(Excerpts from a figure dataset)
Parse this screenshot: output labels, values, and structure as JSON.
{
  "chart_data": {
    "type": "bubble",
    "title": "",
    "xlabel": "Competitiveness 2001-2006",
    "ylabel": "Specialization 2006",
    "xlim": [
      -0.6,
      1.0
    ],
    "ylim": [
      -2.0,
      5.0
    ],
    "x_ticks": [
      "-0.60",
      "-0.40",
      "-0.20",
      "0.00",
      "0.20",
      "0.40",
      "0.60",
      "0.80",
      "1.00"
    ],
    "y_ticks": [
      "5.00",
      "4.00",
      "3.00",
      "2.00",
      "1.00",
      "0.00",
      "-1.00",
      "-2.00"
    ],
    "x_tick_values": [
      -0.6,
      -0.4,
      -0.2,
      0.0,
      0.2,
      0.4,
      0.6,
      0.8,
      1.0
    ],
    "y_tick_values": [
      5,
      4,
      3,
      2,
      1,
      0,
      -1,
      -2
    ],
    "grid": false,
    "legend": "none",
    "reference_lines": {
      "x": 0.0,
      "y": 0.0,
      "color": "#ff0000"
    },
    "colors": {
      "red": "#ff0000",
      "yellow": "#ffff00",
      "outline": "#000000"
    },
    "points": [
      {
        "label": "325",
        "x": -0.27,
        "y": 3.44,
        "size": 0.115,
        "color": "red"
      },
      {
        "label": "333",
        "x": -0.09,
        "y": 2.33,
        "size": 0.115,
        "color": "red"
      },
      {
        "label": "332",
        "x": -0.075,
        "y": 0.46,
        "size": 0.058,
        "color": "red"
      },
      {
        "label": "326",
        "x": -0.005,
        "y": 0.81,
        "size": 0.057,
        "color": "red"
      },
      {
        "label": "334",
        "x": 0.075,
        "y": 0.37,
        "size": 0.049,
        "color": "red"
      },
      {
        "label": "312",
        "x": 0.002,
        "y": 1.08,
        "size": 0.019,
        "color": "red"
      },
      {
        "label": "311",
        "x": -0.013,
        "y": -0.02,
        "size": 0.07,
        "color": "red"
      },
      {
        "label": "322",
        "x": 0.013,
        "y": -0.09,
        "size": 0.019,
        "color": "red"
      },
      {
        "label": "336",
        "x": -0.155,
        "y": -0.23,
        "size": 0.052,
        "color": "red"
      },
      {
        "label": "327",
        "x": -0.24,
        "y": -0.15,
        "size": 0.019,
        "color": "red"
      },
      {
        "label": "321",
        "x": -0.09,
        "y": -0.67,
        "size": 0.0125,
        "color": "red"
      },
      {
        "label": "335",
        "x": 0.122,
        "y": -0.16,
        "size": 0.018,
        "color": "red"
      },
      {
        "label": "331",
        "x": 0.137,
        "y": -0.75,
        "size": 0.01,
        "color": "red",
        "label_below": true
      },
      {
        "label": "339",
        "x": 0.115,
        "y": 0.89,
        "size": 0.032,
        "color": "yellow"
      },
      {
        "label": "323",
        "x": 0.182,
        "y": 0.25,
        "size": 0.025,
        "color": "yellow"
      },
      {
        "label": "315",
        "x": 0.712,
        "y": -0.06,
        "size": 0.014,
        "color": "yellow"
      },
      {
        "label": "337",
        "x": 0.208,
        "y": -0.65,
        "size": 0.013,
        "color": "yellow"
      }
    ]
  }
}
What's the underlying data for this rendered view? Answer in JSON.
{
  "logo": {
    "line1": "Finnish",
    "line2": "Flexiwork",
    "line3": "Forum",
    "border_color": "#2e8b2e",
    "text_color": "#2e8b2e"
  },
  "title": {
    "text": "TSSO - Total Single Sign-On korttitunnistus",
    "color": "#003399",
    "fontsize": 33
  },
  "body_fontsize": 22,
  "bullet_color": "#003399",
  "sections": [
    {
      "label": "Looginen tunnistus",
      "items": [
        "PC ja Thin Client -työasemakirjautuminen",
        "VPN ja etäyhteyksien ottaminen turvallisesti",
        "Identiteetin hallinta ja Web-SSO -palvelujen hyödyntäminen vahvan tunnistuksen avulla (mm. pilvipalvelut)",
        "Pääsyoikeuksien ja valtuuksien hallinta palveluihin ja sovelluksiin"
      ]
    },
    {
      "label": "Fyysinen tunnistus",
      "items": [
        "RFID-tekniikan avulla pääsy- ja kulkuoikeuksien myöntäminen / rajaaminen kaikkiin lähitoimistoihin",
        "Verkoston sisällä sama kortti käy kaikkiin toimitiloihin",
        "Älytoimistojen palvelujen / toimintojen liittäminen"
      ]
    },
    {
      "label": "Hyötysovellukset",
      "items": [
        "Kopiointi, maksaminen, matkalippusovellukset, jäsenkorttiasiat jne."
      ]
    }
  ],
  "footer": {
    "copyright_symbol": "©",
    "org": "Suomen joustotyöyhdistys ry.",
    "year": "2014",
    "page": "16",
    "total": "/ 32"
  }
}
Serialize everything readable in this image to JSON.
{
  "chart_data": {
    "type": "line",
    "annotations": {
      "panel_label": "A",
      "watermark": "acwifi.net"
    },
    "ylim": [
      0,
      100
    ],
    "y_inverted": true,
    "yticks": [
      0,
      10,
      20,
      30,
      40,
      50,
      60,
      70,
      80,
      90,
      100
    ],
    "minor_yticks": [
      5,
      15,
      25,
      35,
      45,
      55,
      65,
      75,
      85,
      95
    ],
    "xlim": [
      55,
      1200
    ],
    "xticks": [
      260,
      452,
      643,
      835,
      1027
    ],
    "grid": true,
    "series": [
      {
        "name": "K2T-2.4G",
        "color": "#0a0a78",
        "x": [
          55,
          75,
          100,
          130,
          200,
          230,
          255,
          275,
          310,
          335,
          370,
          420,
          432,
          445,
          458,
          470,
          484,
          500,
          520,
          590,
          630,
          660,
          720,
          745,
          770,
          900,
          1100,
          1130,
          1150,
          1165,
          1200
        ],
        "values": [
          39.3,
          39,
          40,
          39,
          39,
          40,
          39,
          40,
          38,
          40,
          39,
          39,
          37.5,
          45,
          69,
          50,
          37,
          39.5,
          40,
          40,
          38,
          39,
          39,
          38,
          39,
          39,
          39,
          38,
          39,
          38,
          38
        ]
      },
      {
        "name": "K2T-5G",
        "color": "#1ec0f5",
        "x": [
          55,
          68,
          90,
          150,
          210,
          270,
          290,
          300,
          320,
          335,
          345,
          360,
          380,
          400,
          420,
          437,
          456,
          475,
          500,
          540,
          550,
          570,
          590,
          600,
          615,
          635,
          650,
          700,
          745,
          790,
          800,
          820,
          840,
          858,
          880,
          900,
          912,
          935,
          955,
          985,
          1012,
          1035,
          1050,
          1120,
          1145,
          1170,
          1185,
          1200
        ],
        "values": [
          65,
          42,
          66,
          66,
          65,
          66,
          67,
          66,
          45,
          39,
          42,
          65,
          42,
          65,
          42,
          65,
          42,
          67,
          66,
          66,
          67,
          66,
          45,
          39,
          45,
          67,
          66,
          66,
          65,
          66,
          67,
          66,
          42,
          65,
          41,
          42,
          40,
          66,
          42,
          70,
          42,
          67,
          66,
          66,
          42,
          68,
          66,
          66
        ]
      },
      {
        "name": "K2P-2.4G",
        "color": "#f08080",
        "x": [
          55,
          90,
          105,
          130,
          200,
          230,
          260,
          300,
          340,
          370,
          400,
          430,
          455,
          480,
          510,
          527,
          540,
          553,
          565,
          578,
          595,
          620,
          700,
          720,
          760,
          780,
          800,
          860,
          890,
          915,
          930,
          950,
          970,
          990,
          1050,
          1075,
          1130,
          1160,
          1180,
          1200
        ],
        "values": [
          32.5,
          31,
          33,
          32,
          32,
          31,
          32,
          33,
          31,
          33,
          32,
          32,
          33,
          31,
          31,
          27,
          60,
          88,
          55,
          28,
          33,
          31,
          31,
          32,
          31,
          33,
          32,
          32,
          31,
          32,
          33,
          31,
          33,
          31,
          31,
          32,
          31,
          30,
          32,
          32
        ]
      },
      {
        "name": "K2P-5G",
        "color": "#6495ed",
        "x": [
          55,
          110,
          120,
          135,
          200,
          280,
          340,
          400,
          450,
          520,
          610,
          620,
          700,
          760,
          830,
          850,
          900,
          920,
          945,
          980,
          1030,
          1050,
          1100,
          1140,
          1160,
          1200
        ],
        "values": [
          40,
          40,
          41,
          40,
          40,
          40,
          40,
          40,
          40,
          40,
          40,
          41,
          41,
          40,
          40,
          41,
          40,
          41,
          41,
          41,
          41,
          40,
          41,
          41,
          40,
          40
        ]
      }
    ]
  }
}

#### Directive:
Say how many lines in the records hold the string "palvelujen", and say nothing else.

#### Solution to the problem:
2